▶ [WORK REQUIRED]
Copy out all the records exactly.

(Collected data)
'''
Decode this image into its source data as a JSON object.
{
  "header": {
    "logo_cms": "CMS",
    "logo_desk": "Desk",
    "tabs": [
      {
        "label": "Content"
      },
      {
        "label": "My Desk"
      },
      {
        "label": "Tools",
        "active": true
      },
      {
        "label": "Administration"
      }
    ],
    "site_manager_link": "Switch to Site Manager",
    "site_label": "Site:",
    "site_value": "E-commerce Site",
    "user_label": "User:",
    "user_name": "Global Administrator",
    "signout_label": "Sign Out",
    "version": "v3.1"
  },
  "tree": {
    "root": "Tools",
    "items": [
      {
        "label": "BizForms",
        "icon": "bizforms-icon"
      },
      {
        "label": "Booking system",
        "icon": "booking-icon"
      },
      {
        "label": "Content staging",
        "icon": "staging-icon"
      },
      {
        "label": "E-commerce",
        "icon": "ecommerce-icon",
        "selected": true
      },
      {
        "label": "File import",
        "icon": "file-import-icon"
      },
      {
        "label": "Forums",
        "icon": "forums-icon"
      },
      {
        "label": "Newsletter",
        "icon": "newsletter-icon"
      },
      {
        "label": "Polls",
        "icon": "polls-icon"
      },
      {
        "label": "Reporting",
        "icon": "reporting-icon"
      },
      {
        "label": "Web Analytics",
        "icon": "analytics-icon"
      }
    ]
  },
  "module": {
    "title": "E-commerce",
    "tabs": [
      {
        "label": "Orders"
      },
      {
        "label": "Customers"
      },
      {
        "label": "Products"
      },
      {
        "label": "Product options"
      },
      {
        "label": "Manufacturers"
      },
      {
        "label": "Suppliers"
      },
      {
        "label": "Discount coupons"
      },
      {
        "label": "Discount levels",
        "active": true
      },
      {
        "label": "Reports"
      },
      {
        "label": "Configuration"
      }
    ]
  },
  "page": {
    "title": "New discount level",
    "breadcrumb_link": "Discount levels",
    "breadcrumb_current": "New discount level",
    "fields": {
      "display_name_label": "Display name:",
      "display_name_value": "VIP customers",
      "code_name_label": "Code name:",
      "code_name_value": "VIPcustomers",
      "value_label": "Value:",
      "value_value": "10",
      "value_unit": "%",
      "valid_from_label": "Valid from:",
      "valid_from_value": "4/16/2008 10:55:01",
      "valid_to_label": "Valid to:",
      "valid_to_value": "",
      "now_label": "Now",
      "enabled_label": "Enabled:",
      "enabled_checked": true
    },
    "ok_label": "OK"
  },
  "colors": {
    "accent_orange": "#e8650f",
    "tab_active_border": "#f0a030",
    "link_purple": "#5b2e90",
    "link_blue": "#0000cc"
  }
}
'''
▶ [COMPLETE OUTPUT]
Decode this image into its source data as a JSON object.
{
  "header": {
    "logo_cms": "CMS",
    "logo_desk": "Desk",
    "tabs": [
      {
        "label": "Content"
      },
      {
        "label": "My Desk"
      },
      {
        "label": "Tools",
        "active": true
      },
      {
        "label": "Administration"
      }
    ],
    "site_manager_link": "Switch to Site Manager",
    "site_label": "Site:",
    "site_value": "E-commerce Site",
    "user_label": "User:",
    "user_name": "Global Administrator",
    "signout_label": "Sign Out",
    "version": "v3.1"
  },
  "tree": {
    "root": "Tools",
    "items": [
      {
        "label": "BizForms",
        "icon": "bizforms-icon"
      },
      {
        "label": "Booking system",
        "icon": "booking-icon"
      },
      {
        "label": "Content staging",
        "icon": "staging-icon"
      },
      {
        "label": "E-commerce",
        "icon": "ecommerce-icon",
        "selected": true
      },
      {
        "label": "File import",
        "icon": "file-import-icon"
      },
      {
        "label": "Forums",
        "icon": "forums-icon"
      },
      {
        "label": "Newsletter",
        "icon": "newsletter-icon"
      },
      {
        "label": "Polls",
        "icon": "polls-icon"
      },
      {
        "label": "Reporting",
        "icon": "reporting-icon"
      },
      {
        "label": "Web Analytics",
        "icon": "analytics-icon"
      }
    ]
  },
  "module": {
    "title": "E-commerce",
    "tabs": [
      {
        "label": "Orders"
      },
      {
        "label": "Customers"
      },
      {
        "label": "Products"
      },
      {
        "label": "Product options"
      },
      {
        "label": "Manufacturers"
      },
      {
        "label": "Suppliers"
      },
      {
        "label": "Discount coupons"
      },
      {
        "label": "Discount levels",
        "active": true
      },
      {
        "label": "Reports"
      },
      {
        "label": "Configuration"
      }
    ]
  },
  "page": {
    "title": "New discount level",
    "breadcrumb_link": "Discount levels",
    "breadcrumb_current": "New discount level",
    "fields": {
      "display_name_label": "Display name:",
      "display_name_value": "VIP customers",
      "code_name_label": "Code name:",
      "code_name_value": "VIPcustomers",
      "value_label": "Value:",
      "value_value": "10",
      "value_unit": "%",
      "valid_from_label": "Valid from:",
      "valid_from_value": "4/16/2008 10:55:01",
      "valid_to_label": "Valid to:",
      "valid_to_value": "",
      "now_label": "Now",
      "enabled_label": "Enabled:",
      "enabled_checked": true
    },
    "ok_label": "OK"
  },
  "colors": {
    "accent_orange": "#e8650f",
    "tab_active_border": "#f0a030",
    "link_purple": "#5b2e90",
    "link_blue": "#0000cc"
  }
}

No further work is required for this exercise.